_Objective 1_
List every field name that appears in the front-matter block of the Markdown source in the Qubes announcement.
_Objective 2_
In the Qubes announcement, what approach has local developer changes frequently merged and tested remotely using dedicated automated testing solutions?
_Objective 3_
Reproduce everything in the Qubes announcement from "categories: articles" down to "and reproducible builds?".

_Supplied text_
Dear Qubes Community,
We have just published a new article:
"Improvements in testing and building: GitLab CI and reproducible builds"
by Marek Marczykowski-Górecki
https://www.qubes-os.org/news/2021/02/28/improvements-in-testing-and-building/
For those using plain text email, the original Markdown source is
reproduced below:
---
layout: post
title: "Improvements in testing and building: GitLab CI and reproducible
builds"
categories: articles
author: Marek Marczykowski-Górecki
---
Over the last couple of months, we have made some significant changes to
two important parts of the Qubes development process: testing and building.
What are continuous integration (CI) and reproducible builds?
--------------------------------------------------------------
Automated testing is a major part of the software development process.
It spares developers many, many hours of manual testing that would still
miss some bugs and other problems. In Qubes development, we're using an
approach called "continuous integration" (CI), in which local changes
made by the developers are frequently merged and tested remotely, using
dedicated automated testing solutions. This is very important both for
maintaining consistent code quality (all changes are tested) and for
making development easier for the developers. Testing Qubes is not easy.

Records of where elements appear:
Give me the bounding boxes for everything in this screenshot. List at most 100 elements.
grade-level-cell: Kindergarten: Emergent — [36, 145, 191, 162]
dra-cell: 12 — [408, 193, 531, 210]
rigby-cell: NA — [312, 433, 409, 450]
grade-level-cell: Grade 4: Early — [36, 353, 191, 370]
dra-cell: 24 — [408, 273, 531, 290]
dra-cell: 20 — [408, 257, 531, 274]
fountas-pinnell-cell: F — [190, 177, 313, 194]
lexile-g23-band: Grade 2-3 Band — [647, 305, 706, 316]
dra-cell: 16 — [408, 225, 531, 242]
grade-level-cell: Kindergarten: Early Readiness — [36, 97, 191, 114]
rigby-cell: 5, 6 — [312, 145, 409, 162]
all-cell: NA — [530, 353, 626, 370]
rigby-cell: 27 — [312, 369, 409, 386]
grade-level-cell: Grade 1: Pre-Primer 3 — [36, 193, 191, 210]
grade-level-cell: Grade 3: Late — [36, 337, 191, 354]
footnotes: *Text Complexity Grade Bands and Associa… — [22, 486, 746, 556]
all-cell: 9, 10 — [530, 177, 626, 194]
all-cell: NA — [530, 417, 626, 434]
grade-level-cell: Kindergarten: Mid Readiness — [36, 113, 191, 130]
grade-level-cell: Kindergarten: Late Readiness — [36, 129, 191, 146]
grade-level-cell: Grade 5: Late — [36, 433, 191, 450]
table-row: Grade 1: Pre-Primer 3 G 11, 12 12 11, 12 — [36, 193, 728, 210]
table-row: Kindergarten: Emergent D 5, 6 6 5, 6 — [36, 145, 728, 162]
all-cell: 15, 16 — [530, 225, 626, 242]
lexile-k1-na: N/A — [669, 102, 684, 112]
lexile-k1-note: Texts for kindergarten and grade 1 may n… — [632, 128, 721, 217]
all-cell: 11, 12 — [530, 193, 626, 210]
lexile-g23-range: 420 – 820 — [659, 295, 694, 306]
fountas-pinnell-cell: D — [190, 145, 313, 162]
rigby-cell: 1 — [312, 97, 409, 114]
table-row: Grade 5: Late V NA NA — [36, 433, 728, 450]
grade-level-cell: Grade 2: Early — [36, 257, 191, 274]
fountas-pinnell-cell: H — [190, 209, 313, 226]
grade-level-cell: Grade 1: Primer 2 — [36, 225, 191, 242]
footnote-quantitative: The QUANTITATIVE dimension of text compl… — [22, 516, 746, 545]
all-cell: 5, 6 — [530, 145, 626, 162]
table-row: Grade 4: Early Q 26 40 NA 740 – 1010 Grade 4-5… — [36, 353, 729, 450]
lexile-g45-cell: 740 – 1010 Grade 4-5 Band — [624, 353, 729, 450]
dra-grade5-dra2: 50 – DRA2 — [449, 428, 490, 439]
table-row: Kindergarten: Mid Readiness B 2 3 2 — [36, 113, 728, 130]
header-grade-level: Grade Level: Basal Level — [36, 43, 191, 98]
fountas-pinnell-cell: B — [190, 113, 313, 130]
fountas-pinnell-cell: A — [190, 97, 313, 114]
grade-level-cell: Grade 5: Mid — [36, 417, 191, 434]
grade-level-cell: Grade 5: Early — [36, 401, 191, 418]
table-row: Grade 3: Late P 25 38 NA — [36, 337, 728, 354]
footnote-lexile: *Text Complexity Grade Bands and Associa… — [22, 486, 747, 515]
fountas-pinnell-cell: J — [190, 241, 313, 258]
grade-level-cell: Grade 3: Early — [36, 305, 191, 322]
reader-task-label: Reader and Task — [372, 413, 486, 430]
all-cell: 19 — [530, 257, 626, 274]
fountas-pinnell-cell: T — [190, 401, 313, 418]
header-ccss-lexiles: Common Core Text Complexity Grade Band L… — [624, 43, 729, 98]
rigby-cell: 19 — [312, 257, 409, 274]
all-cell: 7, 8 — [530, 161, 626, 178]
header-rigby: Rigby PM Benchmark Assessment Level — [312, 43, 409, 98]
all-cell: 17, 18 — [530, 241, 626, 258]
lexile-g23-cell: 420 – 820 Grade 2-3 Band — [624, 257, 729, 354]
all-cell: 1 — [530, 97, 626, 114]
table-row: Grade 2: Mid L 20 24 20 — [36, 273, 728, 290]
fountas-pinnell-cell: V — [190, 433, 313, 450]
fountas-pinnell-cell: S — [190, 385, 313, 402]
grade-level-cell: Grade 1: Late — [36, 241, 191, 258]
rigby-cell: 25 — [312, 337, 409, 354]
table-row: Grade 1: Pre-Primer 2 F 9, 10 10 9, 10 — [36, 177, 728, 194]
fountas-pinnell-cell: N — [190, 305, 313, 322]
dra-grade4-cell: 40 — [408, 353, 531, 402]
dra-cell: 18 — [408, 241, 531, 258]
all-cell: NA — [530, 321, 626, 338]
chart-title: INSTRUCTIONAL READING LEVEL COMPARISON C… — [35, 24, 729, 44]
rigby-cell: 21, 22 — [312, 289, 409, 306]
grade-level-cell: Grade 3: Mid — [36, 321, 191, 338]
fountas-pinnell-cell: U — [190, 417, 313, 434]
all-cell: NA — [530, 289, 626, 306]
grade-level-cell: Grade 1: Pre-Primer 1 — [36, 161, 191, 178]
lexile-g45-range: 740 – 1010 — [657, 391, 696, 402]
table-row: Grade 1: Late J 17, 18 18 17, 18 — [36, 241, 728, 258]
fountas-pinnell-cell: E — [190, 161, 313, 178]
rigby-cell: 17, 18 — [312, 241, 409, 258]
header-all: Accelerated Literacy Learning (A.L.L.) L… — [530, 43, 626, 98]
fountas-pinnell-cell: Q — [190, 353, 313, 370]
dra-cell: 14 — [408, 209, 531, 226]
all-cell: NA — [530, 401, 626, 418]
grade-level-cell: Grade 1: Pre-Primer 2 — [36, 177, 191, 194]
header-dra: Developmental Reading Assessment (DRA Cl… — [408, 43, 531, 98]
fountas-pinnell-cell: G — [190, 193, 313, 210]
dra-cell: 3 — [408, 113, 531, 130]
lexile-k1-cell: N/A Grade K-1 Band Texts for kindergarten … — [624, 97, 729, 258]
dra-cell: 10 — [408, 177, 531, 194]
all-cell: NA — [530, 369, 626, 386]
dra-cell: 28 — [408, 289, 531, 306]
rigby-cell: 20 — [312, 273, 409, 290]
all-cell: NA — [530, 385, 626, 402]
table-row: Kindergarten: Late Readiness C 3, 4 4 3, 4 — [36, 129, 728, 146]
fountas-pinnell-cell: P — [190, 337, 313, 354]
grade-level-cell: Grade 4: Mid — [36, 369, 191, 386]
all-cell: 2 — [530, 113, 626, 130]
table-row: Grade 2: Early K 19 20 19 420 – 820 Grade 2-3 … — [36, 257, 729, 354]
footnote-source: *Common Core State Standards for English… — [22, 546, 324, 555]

_Result 1_
layout, title, categories, author

_Result 2_
Continuous integration (CI).

_Result 3_
categories: articles
author: Marek Marczykowski-Górecki
---
Over the last couple of months, we have made some significant changes to
two important parts of the Qubes development process: testing and building.
What are continuous integration (CI) and reproducible builds?